Short task.
Locate every line that holds the string "Počas" and copy it.

Input.
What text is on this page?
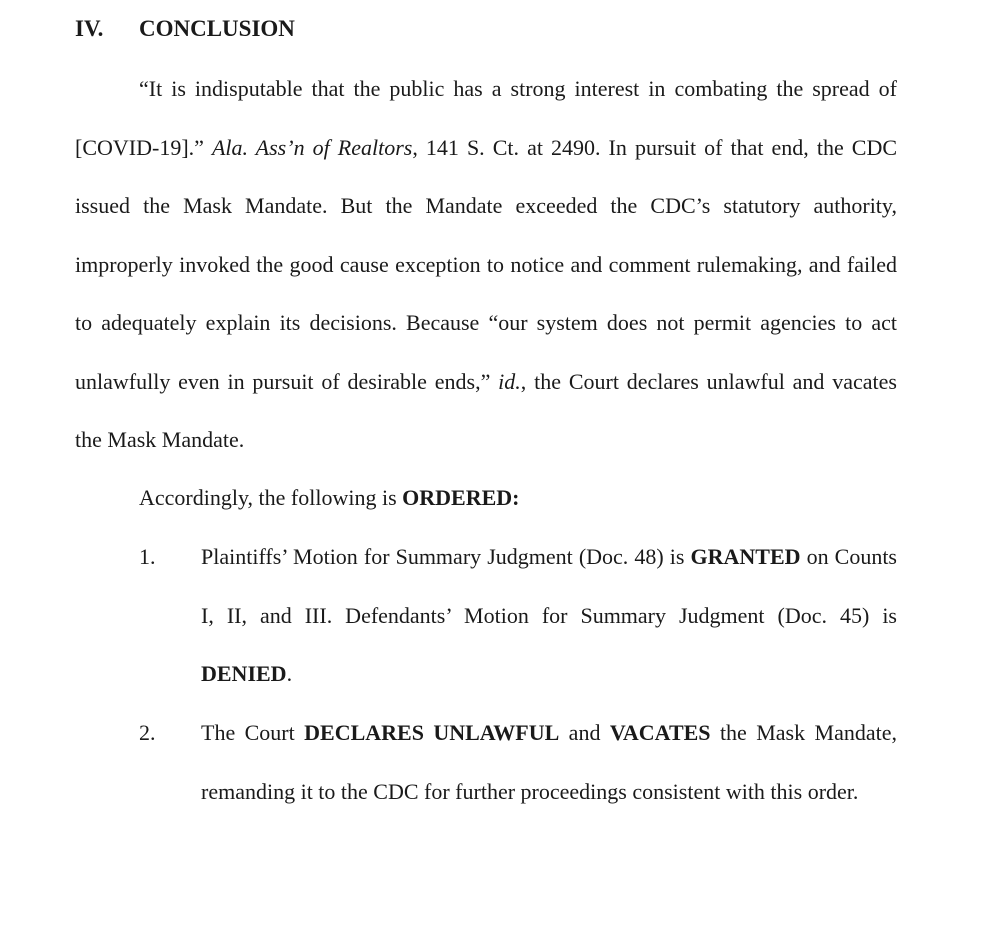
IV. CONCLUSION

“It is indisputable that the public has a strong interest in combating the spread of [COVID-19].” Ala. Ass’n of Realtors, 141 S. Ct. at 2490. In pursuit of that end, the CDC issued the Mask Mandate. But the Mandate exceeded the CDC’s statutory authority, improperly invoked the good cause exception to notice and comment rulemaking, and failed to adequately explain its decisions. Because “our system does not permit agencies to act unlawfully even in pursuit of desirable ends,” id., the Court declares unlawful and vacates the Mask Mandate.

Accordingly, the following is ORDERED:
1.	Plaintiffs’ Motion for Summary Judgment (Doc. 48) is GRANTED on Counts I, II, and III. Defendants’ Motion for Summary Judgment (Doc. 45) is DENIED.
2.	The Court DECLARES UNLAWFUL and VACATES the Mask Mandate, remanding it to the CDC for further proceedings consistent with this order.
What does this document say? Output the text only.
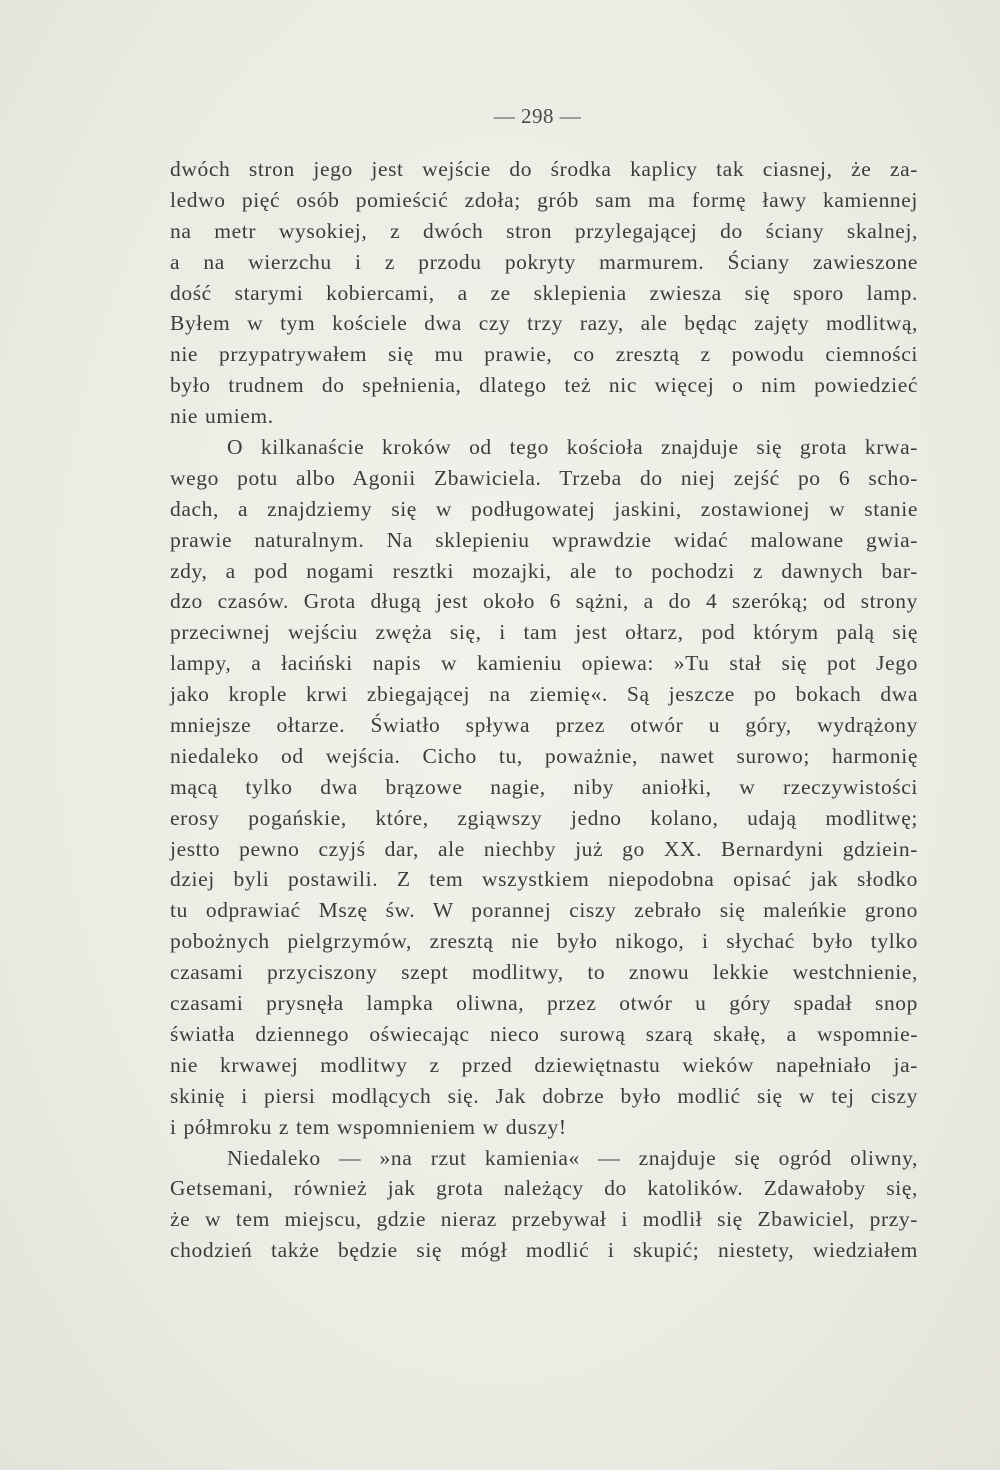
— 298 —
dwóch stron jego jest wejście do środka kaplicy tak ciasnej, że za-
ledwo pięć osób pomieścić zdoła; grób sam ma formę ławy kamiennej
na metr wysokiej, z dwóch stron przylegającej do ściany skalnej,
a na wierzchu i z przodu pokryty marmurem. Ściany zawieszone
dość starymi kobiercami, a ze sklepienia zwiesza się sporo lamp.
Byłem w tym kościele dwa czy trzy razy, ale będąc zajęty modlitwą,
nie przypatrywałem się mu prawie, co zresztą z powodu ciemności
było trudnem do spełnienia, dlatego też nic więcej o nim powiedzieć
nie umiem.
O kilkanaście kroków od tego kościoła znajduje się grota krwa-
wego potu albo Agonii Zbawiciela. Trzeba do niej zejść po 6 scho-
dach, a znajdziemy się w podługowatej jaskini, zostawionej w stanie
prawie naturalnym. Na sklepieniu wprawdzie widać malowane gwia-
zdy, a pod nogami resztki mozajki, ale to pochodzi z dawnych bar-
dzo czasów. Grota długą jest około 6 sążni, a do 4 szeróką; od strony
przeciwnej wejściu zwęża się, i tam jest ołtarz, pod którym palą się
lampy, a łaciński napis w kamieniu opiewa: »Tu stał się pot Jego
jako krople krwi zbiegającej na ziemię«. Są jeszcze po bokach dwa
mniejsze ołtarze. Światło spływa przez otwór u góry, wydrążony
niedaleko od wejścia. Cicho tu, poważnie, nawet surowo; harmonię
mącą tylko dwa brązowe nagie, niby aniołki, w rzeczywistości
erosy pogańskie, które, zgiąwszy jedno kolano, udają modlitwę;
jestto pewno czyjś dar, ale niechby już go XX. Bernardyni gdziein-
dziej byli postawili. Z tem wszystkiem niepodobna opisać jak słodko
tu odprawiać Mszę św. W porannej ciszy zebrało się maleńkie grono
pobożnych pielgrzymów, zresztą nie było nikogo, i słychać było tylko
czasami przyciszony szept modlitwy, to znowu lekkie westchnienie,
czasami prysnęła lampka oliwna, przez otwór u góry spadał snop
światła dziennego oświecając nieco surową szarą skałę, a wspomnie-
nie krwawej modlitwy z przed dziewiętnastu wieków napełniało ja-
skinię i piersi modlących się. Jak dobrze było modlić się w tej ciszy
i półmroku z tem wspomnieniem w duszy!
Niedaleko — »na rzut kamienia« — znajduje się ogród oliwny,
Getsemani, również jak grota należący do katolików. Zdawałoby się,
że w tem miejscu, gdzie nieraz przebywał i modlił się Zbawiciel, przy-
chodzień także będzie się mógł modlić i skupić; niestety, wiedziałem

==

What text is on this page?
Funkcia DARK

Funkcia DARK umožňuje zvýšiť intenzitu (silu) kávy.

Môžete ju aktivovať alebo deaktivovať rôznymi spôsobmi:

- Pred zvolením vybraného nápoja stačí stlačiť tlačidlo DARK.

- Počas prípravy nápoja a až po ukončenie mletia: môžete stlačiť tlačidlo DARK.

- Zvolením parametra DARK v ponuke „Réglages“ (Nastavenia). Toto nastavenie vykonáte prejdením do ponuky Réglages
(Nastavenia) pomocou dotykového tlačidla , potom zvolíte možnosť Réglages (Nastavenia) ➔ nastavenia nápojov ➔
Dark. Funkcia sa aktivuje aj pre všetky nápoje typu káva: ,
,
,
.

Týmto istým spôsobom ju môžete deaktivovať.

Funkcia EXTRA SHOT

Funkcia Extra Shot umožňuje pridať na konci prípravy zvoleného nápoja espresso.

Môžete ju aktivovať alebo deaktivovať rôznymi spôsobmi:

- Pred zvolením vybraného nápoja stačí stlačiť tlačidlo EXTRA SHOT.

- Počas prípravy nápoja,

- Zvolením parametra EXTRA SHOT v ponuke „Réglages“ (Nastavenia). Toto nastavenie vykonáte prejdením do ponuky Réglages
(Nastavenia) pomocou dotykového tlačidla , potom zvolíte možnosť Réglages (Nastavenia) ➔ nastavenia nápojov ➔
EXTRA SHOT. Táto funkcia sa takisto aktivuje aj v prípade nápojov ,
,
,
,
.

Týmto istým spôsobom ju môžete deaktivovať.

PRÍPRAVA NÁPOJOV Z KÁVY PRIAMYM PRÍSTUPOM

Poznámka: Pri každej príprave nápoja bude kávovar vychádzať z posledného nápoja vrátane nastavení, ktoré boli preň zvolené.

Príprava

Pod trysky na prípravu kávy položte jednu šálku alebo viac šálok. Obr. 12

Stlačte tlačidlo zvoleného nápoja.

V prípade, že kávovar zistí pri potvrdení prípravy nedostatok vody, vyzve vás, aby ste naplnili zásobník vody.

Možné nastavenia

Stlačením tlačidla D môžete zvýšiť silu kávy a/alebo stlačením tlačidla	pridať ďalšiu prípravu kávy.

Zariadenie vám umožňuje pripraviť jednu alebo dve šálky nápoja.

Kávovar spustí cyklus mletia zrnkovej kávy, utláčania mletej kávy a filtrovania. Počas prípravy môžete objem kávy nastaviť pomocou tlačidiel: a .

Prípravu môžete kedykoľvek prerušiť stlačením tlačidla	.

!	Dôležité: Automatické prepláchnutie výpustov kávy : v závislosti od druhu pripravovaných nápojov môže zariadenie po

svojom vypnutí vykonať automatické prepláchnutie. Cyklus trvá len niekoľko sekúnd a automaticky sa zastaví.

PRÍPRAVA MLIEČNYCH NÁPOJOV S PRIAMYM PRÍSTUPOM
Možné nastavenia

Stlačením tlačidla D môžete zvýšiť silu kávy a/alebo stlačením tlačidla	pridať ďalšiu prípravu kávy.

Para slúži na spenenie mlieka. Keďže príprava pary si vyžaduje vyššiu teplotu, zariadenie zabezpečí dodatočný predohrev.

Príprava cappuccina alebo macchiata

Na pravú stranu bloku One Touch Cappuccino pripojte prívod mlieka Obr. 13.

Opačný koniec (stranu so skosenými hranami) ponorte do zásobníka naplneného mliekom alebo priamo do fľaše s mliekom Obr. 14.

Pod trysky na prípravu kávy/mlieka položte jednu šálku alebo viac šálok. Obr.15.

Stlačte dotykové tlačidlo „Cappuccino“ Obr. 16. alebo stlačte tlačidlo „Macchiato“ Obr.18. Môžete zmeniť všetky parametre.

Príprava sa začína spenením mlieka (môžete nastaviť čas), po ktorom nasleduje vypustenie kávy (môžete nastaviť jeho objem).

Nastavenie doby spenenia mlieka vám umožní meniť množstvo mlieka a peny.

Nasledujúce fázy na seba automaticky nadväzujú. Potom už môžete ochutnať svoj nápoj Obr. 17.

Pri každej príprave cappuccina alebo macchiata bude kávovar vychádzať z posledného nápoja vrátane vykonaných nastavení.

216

* * *

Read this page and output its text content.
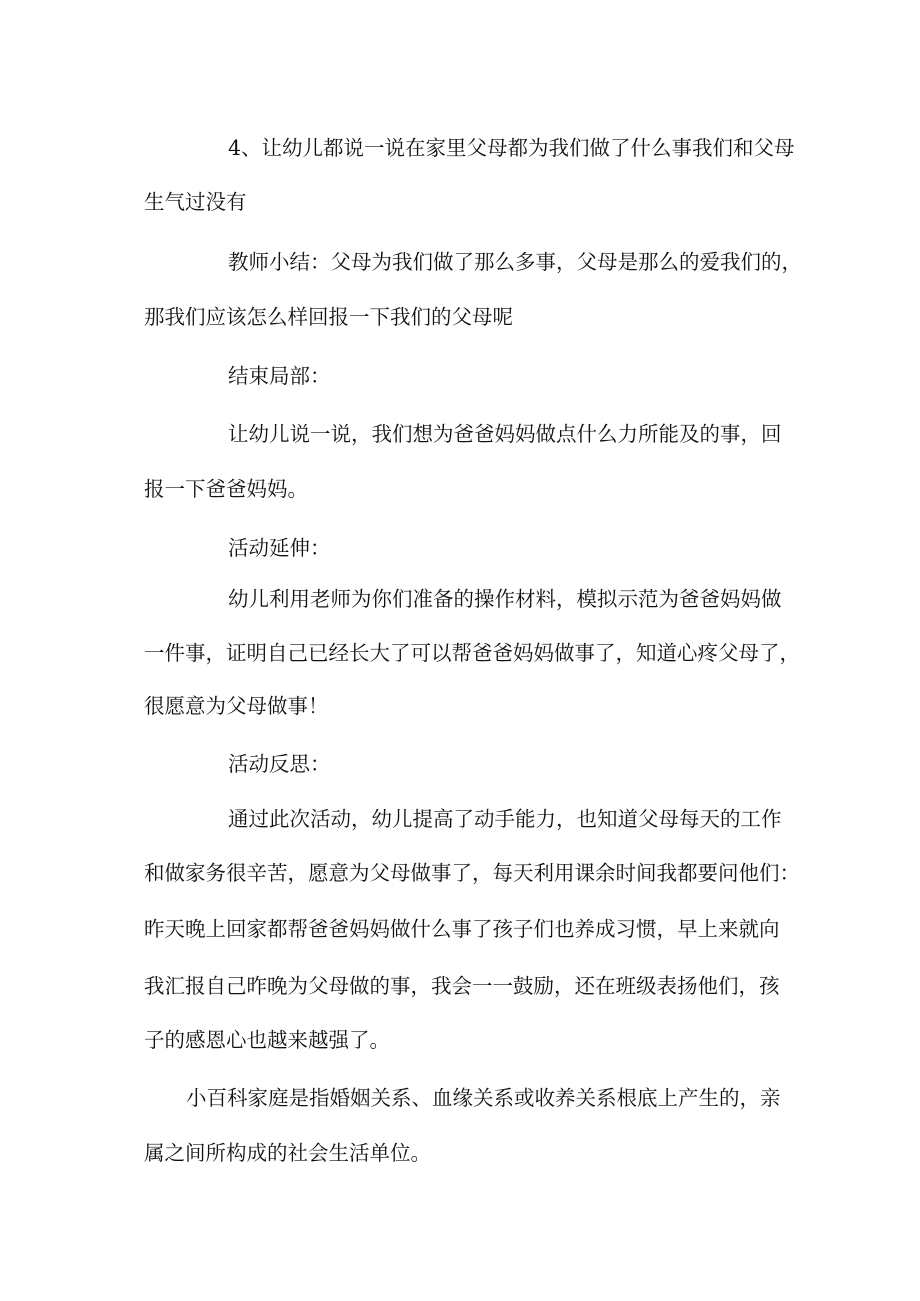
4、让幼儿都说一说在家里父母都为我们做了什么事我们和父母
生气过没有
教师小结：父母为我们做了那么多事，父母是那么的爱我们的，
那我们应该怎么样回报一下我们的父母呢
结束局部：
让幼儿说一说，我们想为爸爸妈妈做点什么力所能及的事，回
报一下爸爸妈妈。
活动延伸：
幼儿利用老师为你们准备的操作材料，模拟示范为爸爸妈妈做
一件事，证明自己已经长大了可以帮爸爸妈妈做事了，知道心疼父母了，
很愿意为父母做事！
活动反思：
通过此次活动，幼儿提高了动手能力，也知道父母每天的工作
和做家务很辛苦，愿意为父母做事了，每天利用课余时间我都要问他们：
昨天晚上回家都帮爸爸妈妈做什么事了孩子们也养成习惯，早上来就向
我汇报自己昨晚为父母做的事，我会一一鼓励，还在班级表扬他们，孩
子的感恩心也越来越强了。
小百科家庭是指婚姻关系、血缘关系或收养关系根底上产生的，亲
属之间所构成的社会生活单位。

Finished answer.
- Počas prípravy nápoja a až po ukončenie mletia: môžete stlačiť tlačidlo DARK.
- Počas prípravy nápoja,
Kávovar spustí cyklus mletia zrnkovej kávy, utláčania mletej kávy a filtrovania. Počas prípravy môžete objem kávy nastaviť pomocou tlačidiel: a .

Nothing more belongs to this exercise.